-- START OF Exercise input --
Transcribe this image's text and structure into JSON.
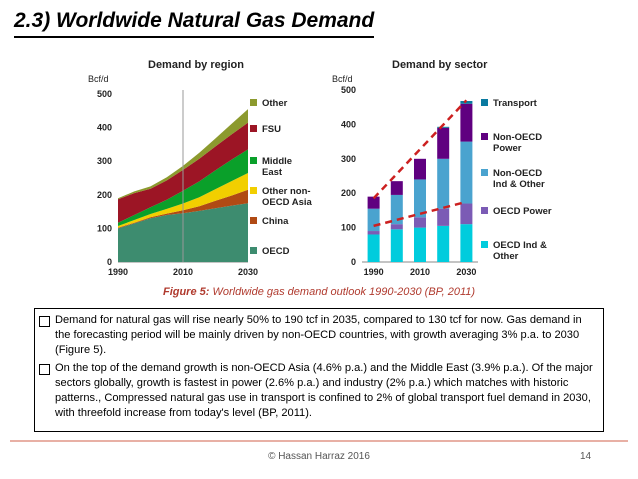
{
  "title": "2.3) Worldwide Natural Gas Demand",
  "caption": {
    "label": "Figure 5:",
    "text": "Worldwide gas demand outlook 1990-2030 (BP, 2011)"
  },
  "bullets": [
    "Demand for natural gas will rise nearly 50% to 190 tcf in 2035, compared to 130 tcf for now. Gas demand in the forecasting period will be mainly driven by non-OECD countries, with growth averaging 3% p.a. to 2030 (Figure 5).",
    "On the top of the demand growth is non-OECD Asia (4.6% p.a.) and the Middle East (3.9% p.a.). Of the major sectors globally, growth is fastest in power (2.6% p.a.) and industry (2% p.a.) which matches with historic patterns., Compressed natural gas use in transport is confined to 2% of global transport fuel demand in 2030, with threefold increase from today's level (BP, 2011)."
  ],
  "footer": {
    "copyright": "© Hassan Harraz 2016",
    "page": "14"
  },
  "chart_data": [
    {
      "type": "area",
      "title": "Demand by region",
      "ylabel": "Bcf/d",
      "x": [
        1990,
        1995,
        2000,
        2005,
        2010,
        2015,
        2020,
        2025,
        2030
      ],
      "xticks": [
        "1990",
        "2010",
        "2030"
      ],
      "yticks": [
        "0",
        "100",
        "200",
        "300",
        "400",
        "500"
      ],
      "ylim": [
        0,
        500
      ],
      "stacked": true,
      "series": [
        {
          "name": "OECD",
          "color": "#3d8c6f",
          "values": [
            100,
            115,
            130,
            140,
            145,
            152,
            160,
            168,
            175
          ]
        },
        {
          "name": "China",
          "color": "#b04a14",
          "values": [
            2,
            2,
            3,
            4,
            9,
            14,
            22,
            30,
            40
          ]
        },
        {
          "name": "Other non-OECD Asia",
          "color": "#f2cf00",
          "values": [
            5,
            8,
            10,
            14,
            20,
            27,
            35,
            43,
            50
          ]
        },
        {
          "name": "Middle East",
          "color": "#0aa02a",
          "values": [
            10,
            15,
            20,
            27,
            38,
            47,
            56,
            64,
            70
          ]
        },
        {
          "name": "FSU",
          "color": "#9c1525",
          "values": [
            70,
            65,
            55,
            58,
            62,
            67,
            71,
            75,
            80
          ]
        },
        {
          "name": "Other",
          "color": "#8c9a2e",
          "values": [
            3,
            5,
            7,
            9,
            12,
            18,
            24,
            32,
            40
          ]
        }
      ],
      "legend": [
        "Other",
        "FSU",
        "Middle East",
        "Other non-OECD Asia",
        "China",
        "OECD"
      ],
      "legend_position": "right"
    },
    {
      "type": "bar",
      "title": "Demand by sector",
      "ylabel": "Bcf/d",
      "categories": [
        "1990",
        "2000",
        "2010",
        "2020",
        "2030"
      ],
      "xticks": [
        "1990",
        "2010",
        "2030"
      ],
      "yticks": [
        "0",
        "100",
        "200",
        "300",
        "400",
        "500"
      ],
      "ylim": [
        0,
        500
      ],
      "stacked": true,
      "series": [
        {
          "name": "OECD Ind & Other",
          "color": "#00ccdd",
          "values": [
            80,
            95,
            100,
            105,
            110
          ]
        },
        {
          "name": "OECD Power",
          "color": "#7b5bb5",
          "values": [
            10,
            15,
            30,
            50,
            60
          ]
        },
        {
          "name": "Non-OECD Ind & Other",
          "color": "#4aa3cf",
          "values": [
            65,
            85,
            110,
            145,
            180
          ]
        },
        {
          "name": "Non-OECD Power",
          "color": "#600080",
          "values": [
            35,
            40,
            60,
            90,
            110
          ]
        },
        {
          "name": "Transport",
          "color": "#0a7aa0",
          "values": [
            0,
            0,
            0,
            3,
            8
          ]
        }
      ],
      "trend_lines": [
        {
          "name": "total trend",
          "color": "#cc2020",
          "x": [
            "1990",
            "2030"
          ],
          "y": [
            185,
            470
          ]
        },
        {
          "name": "power trend",
          "color": "#cc2020",
          "x": [
            "1990",
            "2030"
          ],
          "y": [
            105,
            175
          ]
        }
      ],
      "legend": [
        "Transport",
        "Non-OECD Power",
        "Non-OECD Ind & Other",
        "OECD Power",
        "OECD Ind & Other"
      ],
      "legend_position": "right"
    }
  ]
}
-- END OF Exercise input --
Task requirements. Transcribe the records above exactly as they appear, leaving out any pictures.

Correct response.
Transcribe this image's text and structure into JSON.
{
  "title": "2.3) Worldwide Natural Gas Demand",
  "caption": {
    "label": "Figure 5:",
    "text": "Worldwide gas demand outlook 1990-2030 (BP, 2011)"
  },
  "bullets": [
    "Demand for natural gas will rise nearly 50% to 190 tcf in 2035, compared to 130 tcf for now. Gas demand in the forecasting period will be mainly driven by non-OECD countries, with growth averaging 3% p.a. to 2030 (Figure 5).",
    "On the top of the demand growth is non-OECD Asia (4.6% p.a.) and the Middle East (3.9% p.a.). Of the major sectors globally, growth is fastest in power (2.6% p.a.) and industry (2% p.a.) which matches with historic patterns., Compressed natural gas use in transport is confined to 2% of global transport fuel demand in 2030, with threefold increase from today's level (BP, 2011)."
  ],
  "footer": {
    "copyright": "© Hassan Harraz 2016",
    "page": "14"
  },
  "chart_data": [
    {
      "type": "area",
      "title": "Demand by region",
      "ylabel": "Bcf/d",
      "x": [
        1990,
        1995,
        2000,
        2005,
        2010,
        2015,
        2020,
        2025,
        2030
      ],
      "xticks": [
        "1990",
        "2010",
        "2030"
      ],
      "yticks": [
        "0",
        "100",
        "200",
        "300",
        "400",
        "500"
      ],
      "ylim": [
        0,
        500
      ],
      "stacked": true,
      "series": [
        {
          "name": "OECD",
          "color": "#3d8c6f",
          "values": [
            100,
            115,
            130,
            140,
            145,
            152,
            160,
            168,
            175
          ]
        },
        {
          "name": "China",
          "color": "#b04a14",
          "values": [
            2,
            2,
            3,
            4,
            9,
            14,
            22,
            30,
            40
          ]
        },
        {
          "name": "Other non-OECD Asia",
          "color": "#f2cf00",
          "values": [
            5,
            8,
            10,
            14,
            20,
            27,
            35,
            43,
            50
          ]
        },
        {
          "name": "Middle East",
          "color": "#0aa02a",
          "values": [
            10,
            15,
            20,
            27,
            38,
            47,
            56,
            64,
            70
          ]
        },
        {
          "name": "FSU",
          "color": "#9c1525",
          "values": [
            70,
            65,
            55,
            58,
            62,
            67,
            71,
            75,
            80
          ]
        },
        {
          "name": "Other",
          "color": "#8c9a2e",
          "values": [
            3,
            5,
            7,
            9,
            12,
            18,
            24,
            32,
            40
          ]
        }
      ],
      "legend": [
        "Other",
        "FSU",
        "Middle East",
        "Other non-OECD Asia",
        "China",
        "OECD"
      ],
      "legend_position": "right"
    },
    {
      "type": "bar",
      "title": "Demand by sector",
      "ylabel": "Bcf/d",
      "categories": [
        "1990",
        "2000",
        "2010",
        "2020",
        "2030"
      ],
      "xticks": [
        "1990",
        "2010",
        "2030"
      ],
      "yticks": [
        "0",
        "100",
        "200",
        "300",
        "400",
        "500"
      ],
      "ylim": [
        0,
        500
      ],
      "stacked": true,
      "series": [
        {
          "name": "OECD Ind & Other",
          "color": "#00ccdd",
          "values": [
            80,
            95,
            100,
            105,
            110
          ]
        },
        {
          "name": "OECD Power",
          "color": "#7b5bb5",
          "values": [
            10,
            15,
            30,
            50,
            60
          ]
        },
        {
          "name": "Non-OECD Ind & Other",
          "color": "#4aa3cf",
          "values": [
            65,
            85,
            110,
            145,
            180
          ]
        },
        {
          "name": "Non-OECD Power",
          "color": "#600080",
          "values": [
            35,
            40,
            60,
            90,
            110
          ]
        },
        {
          "name": "Transport",
          "color": "#0a7aa0",
          "values": [
            0,
            0,
            0,
            3,
            8
          ]
        }
      ],
      "trend_lines": [
        {
          "name": "total trend",
          "color": "#cc2020",
          "x": [
            "1990",
            "2030"
          ],
          "y": [
            185,
            470
          ]
        },
        {
          "name": "power trend",
          "color": "#cc2020",
          "x": [
            "1990",
            "2030"
          ],
          "y": [
            105,
            175
          ]
        }
      ],
      "legend": [
        "Transport",
        "Non-OECD Power",
        "Non-OECD Ind & Other",
        "OECD Power",
        "OECD Ind & Other"
      ],
      "legend_position": "right"
    }
  ]
}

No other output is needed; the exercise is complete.